- **TASK TO COMPLETE**: Find every line with "sezení" in it, then report how many there are and nothing more.
* start *
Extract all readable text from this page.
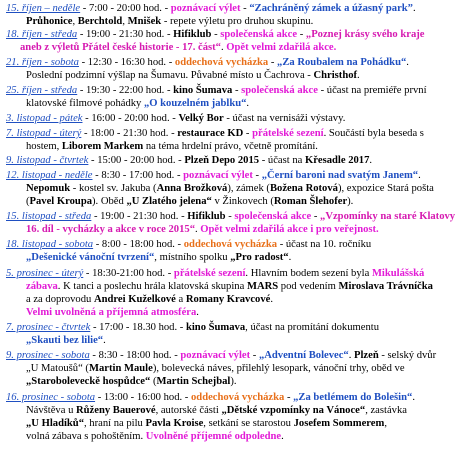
15. říjen – neděle - 7:00 - 20:00 hod. - poznávací výlet - “Zachráněný zámek a úžasný park”.
Průhonice, Berchtold, Mnišek - repete výletu pro druhou skupinu.
18. říjen - středa - 19:00 - 21:30 hod. - Hifiklub - společenská akce - „Poznej krásy svého kraje
aneb z výletů Přátel české historie - 17. část“. Opět velmi zdařilá akce.
21. říjen - sobota - 12:30 - 16:30 hod. - oddechová vycházka - „Za Roubalem na Pohádku“.
Poslední podzimní výšlap na Šumavu. Půvabné místo u Čachrova - Christhof.
25. říjen - středa - 19:30 - 22:00 hod. - kino Šumava - společenská akce - účast na premiéře první
klatovské filmové pohádky „O kouzelném jablku“.
3. listopad - pátek - 16:00 - 20:00 hod. - Velký Bor - účast na vernisáži výstavy.
7. listopad - úterý - 18:00 - 21:30 hod. - restaurace KD - přátelské sezení. Součástí byla beseda s
hostem, Liborem Markem na téma hrdelní právo, včetně promítání.
9. listopad - čtvrtek - 15:00 - 20:00 hod. - Plzeň Depo 2015 - účast na Křesadle 2017.
12. listopad - neděle - 8:30 - 17:00 hod. - poznávací výlet - „Černí baroni nad svatým Janem“.
Nepomuk - kostel sv. Jakuba (Anna Brožková), zámek (Božena Rotová), expozice Stará pošta
(Pavel Kroupa). Oběd „U Zlatého jelena“ v Žinkovech (Roman Šlehofer).
15. listopad - středa - 19:00 - 21:30 hod. - Hifiklub - společenská akce - „Vzpomínky na staré Klatovy
16. díl - vycházky a akce v roce 2015“. Opět velmi zdařilá akce i pro veřejnost.
18. listopad - sobota - 8:00 - 18:00 hod. - oddechová vycházka - účast na 10. ročníku
„Dešenické vánoční tvrzení“, místního spolku „Pro radost“.
5. prosinec - úterý - 18:30-21:00 hod. - přátelské sezení. Hlavním bodem sezení byla Mikulášská
zábava. K tanci a poslechu hrála klatovská skupina MARS pod vedením Miroslava Trávníčka
a za doprovodu Andrei Kuželkové a Romany Kravcové.
Velmi uvolněná a příjemná atmosféra.
7. prosinec - čtvrtek - 17:00 - 18.30 hod. - kino Šumava, účast na promítání dokumentu
„Skauti bez lilie“.
9. prosinec - sobota - 8:30 - 18:00 hod. - poznávací výlet - „Adventní Bolevec“. Plzeň - selský dvůr
„U Matoušů“ (Martin Maule), bolevecká náves, přilehlý lesopark, vánoční trhy, oběd ve
„Staroboleveckě hospůdce“ (Martin Schejbal).
16. prosinec - sobota - 13:00 - 16:00 hod. - oddechová vycházka - „Za betlémem do Bolešin“.
Návštěva u Růženy Bauerové, autorské části „Dětské vzpomínky na Vánoce“, zastávka
„U Hladíků“, hraní na pilu Pavla Kroise, setkání se starostou Josefem Sommerem,
volná zábava s pohoštěním. Uvolněné příjemné odpoledne.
* end *
- **COMPLETE ANSWER**: 2